**CONSIGNE**.
Répondez à ces questions sur l'extrait :
(a) Avec l'apparition de quoi tout a-t-il changé de face ?
(b) Quelles données étaient plus favorables à la liberté ?
(c) Quel ouvrage d'Eugène d'Eichtal la note cite-t-elle, et de quelle année ?

**EXTRAIT**.
Puis tout a changé de face avec l’apparition de l’historisme et du socialisme d’État et avec la mission que l’on a assigné à l’État d’informer et de conduire la société tout entière.

D’après ces nouvelles théories, en effet, il n’y a plus rien d’absolu dans le monde économique ; partout il n’y a que des phénomènes contingents et successifs ; partout il n’y a que des lois aussi changeantes que les faits et les milieux. L’évolution de l’économie en tant que science et en tant qu’art suivra donc l’évolution de la société. Mais qu’est-ce que cette Société qui évolue ? Quelle unité possède-t-elle ? Quelles facultés sont les siennes ? Comment cette unité et ces facultés se concilient-elles avec l’unité psychologique et les facultés des individus ? Questions d’une importance capitale ; car il est clair que plus on donnera à la société, plus on enlèvera aux individus sous le rapport de leur unité substantielle et de leurs facultés en conflit avec l’unité et les facultés sociales, plus aussi l’on encouragera l’intervention active des pouvoirs publics, sous la forme de socialisme d’État, et plus l’on restreindra du même coup le champ d’initiative et de liberté des particuliers.

À cet égard, les anciennes données chrétiennes ou simplement même spiritualistes étaient plus favorables à la liberté.

La morale chrétienne était essentiellement individualiste[1], je ne dis pas par l’objet des devoirs qu’elle imposait — Dieu et le prochain — mais par les récompenses ou les

  1. « Le christianisme, dit M. d’Eichtal, a péché par l’exagération qu’il a donnée à la personnalité individuelle » (Eugène d’Eichtal, Socialisme et problèmes sociaux, 1899, p. 188). — Cette opinion est actuellement très répandue parmi nos adversaires de toutes les écoles socialistes, ignorants volontaires des œuvres merveilleuses que notre charité chrétienne, fondée sur la notion du devoir individuel, a été seule capable d’imaginer et d’accomplir là où l’altruisme et la solidarité demeuraient impuissants et stériles.

**DONNÉES FOURNIES**.
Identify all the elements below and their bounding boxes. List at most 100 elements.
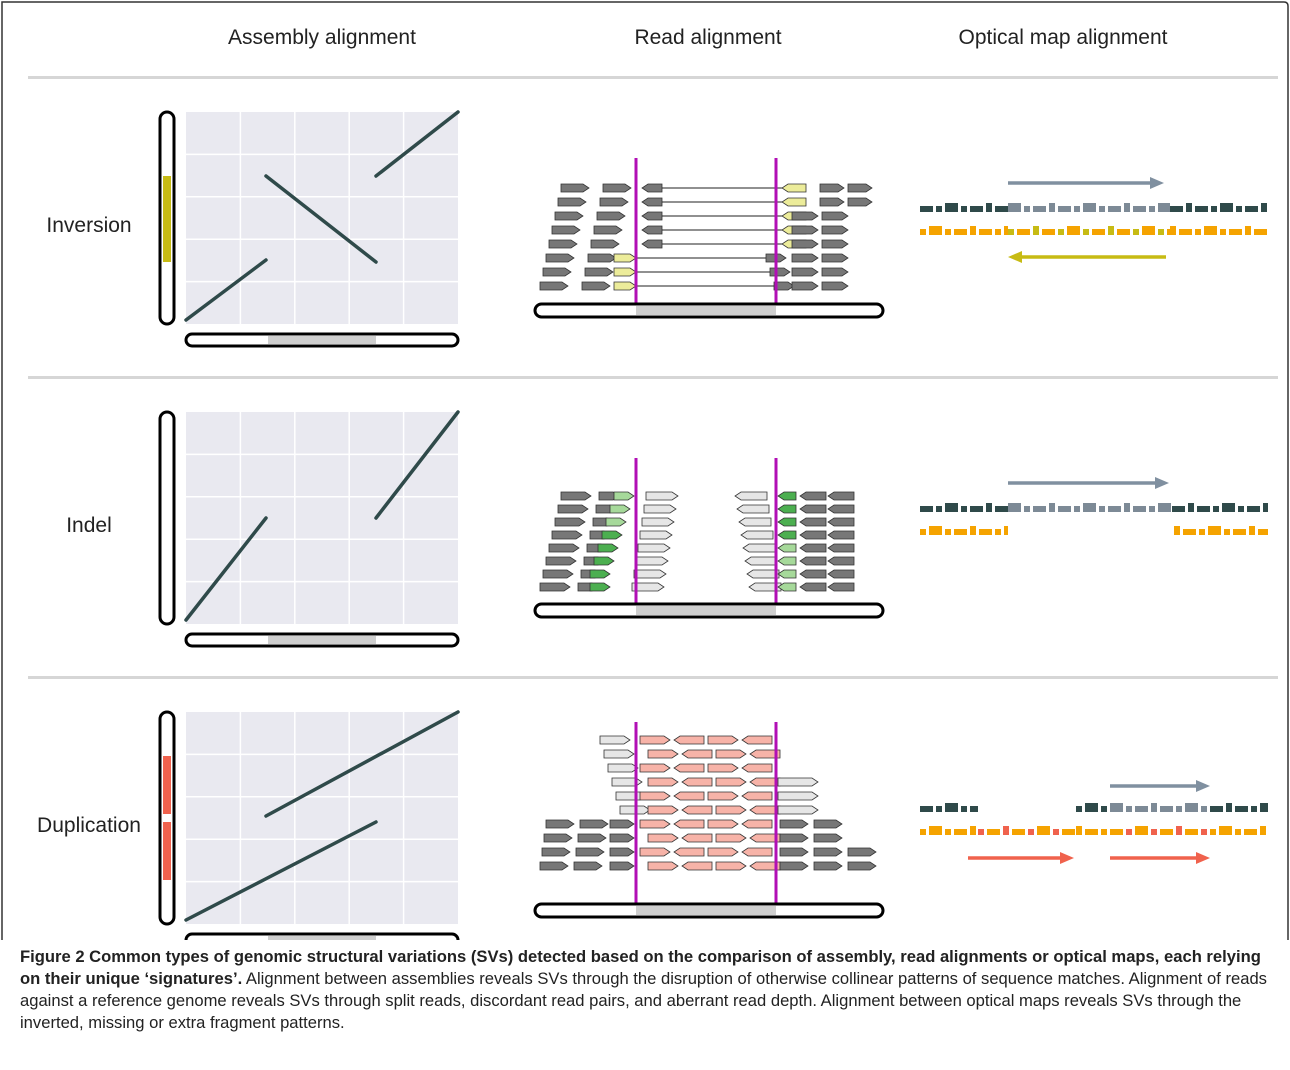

**RÉPONSE**.
(a) Avec l'apparition de l'historisme et du socialisme d'État, et avec la mission assignée à l'État d'informer et de conduire la société tout entière.
(b) Les anciennes données chrétiennes ou simplement même spiritualistes.
(c) « Socialisme et problèmes sociaux », de 1899.